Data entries
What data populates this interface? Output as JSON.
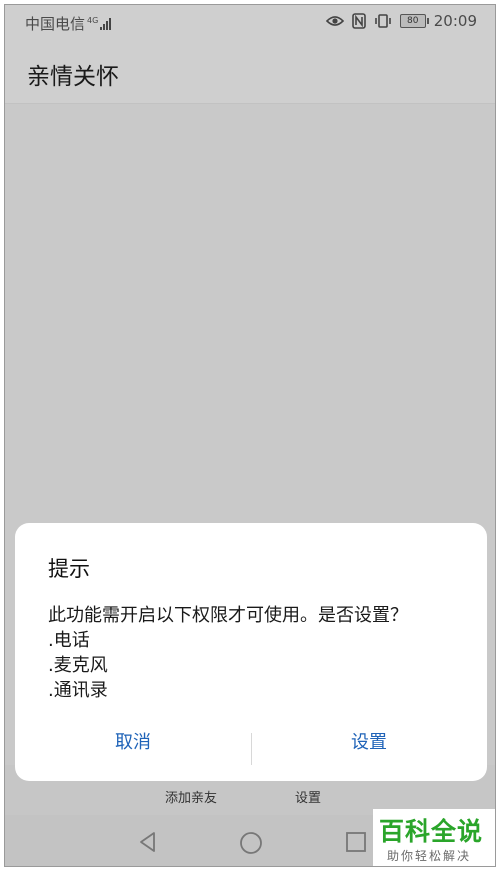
{
  "status": {
    "carrier": "中国电信",
    "network": "4G",
    "battery": "80",
    "time": "20:09"
  },
  "app": {
    "title": "亲情关怀"
  },
  "dialog": {
    "title": "提示",
    "lines": [
      "此功能需开启以下权限才可使用。是否设置？",
      ".电话",
      ".麦克风",
      ".通讯录"
    ],
    "cancel_label": "取消",
    "confirm_label": "设置"
  },
  "tabs": [
    {
      "label": "添加亲友"
    },
    {
      "label": "设置"
    }
  ],
  "watermark": {
    "brand": "百科全说",
    "slogan": "助你轻松解决"
  },
  "colors": {
    "accent": "#1f63b8",
    "watermark_green": "#2aa52a",
    "overlay_gray": "#c9c9c9"
  }
}
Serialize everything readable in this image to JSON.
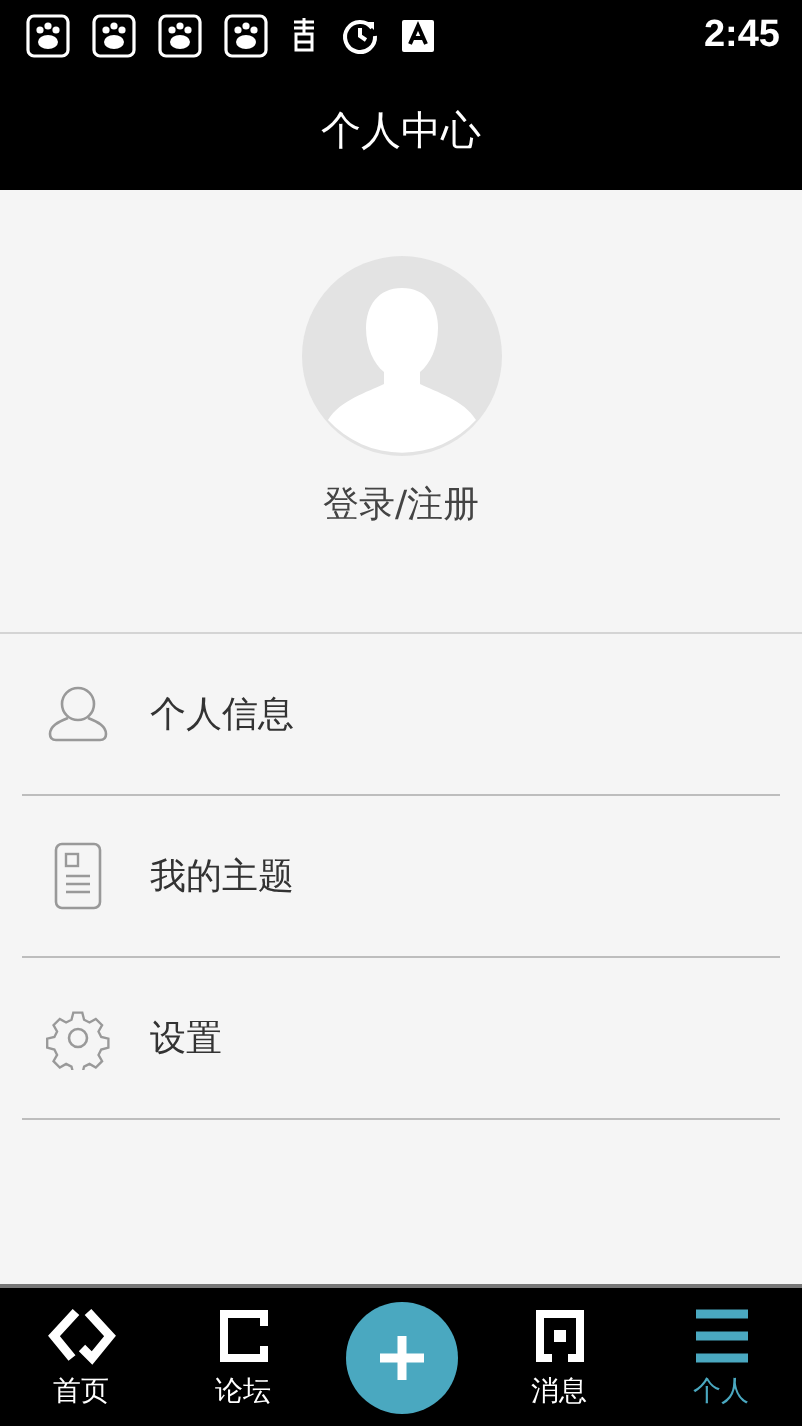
{
  "status_bar": {
    "notifications": [
      {
        "kind": "paw"
      },
      {
        "kind": "paw"
      },
      {
        "kind": "paw"
      },
      {
        "kind": "paw"
      },
      {
        "kind": "book"
      },
      {
        "kind": "sync"
      },
      {
        "kind": "font"
      }
    ],
    "time": "2:45"
  },
  "header": {
    "title": "个人中心"
  },
  "profile": {
    "login_label": "登录/注册"
  },
  "menu": [
    {
      "kind": "person",
      "label": "个人信息"
    },
    {
      "kind": "document",
      "label": "我的主题"
    },
    {
      "kind": "gear",
      "label": "设置"
    }
  ],
  "nav": [
    {
      "kind": "home",
      "label": "首页",
      "selected": false
    },
    {
      "kind": "forum",
      "label": "论坛",
      "selected": false
    },
    {
      "kind": "add"
    },
    {
      "kind": "message",
      "label": "消息",
      "selected": false
    },
    {
      "kind": "profile",
      "label": "个人",
      "selected": true
    }
  ]
}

Stated exercise
Quote each record exactly as it stands, minus the pictures.

Result of the exercise
What data populates this interface? Output as JSON.
{
  "status": {
    "carrier": "中国电信",
    "network": "4G",
    "battery": "80",
    "time": "20:09"
  },
  "app": {
    "title": "亲情关怀"
  },
  "dialog": {
    "title": "提示",
    "lines": [
      "此功能需开启以下权限才可使用。是否设置？",
      ".电话",
      ".麦克风",
      ".通讯录"
    ],
    "cancel_label": "取消",
    "confirm_label": "设置"
  },
  "tabs": [
    {
      "label": "添加亲友"
    },
    {
      "label": "设置"
    }
  ],
  "watermark": {
    "brand": "百科全说",
    "slogan": "助你轻松解决"
  },
  "colors": {
    "accent": "#1f63b8",
    "watermark_green": "#2aa52a",
    "overlay_gray": "#c9c9c9"
  }
}
Serialize everything readable in this image to JSON.
{
  "status_bar": {
    "notifications": [
      {
        "kind": "paw"
      },
      {
        "kind": "paw"
      },
      {
        "kind": "paw"
      },
      {
        "kind": "paw"
      },
      {
        "kind": "book"
      },
      {
        "kind": "sync"
      },
      {
        "kind": "font"
      }
    ],
    "time": "2:45"
  },
  "header": {
    "title": "个人中心"
  },
  "profile": {
    "login_label": "登录/注册"
  },
  "menu": [
    {
      "kind": "person",
      "label": "个人信息"
    },
    {
      "kind": "document",
      "label": "我的主题"
    },
    {
      "kind": "gear",
      "label": "设置"
    }
  ],
  "nav": [
    {
      "kind": "home",
      "label": "首页",
      "selected": false
    },
    {
      "kind": "forum",
      "label": "论坛",
      "selected": false
    },
    {
      "kind": "add"
    },
    {
      "kind": "message",
      "label": "消息",
      "selected": false
    },
    {
      "kind": "profile",
      "label": "个人",
      "selected": true
    }
  ]
}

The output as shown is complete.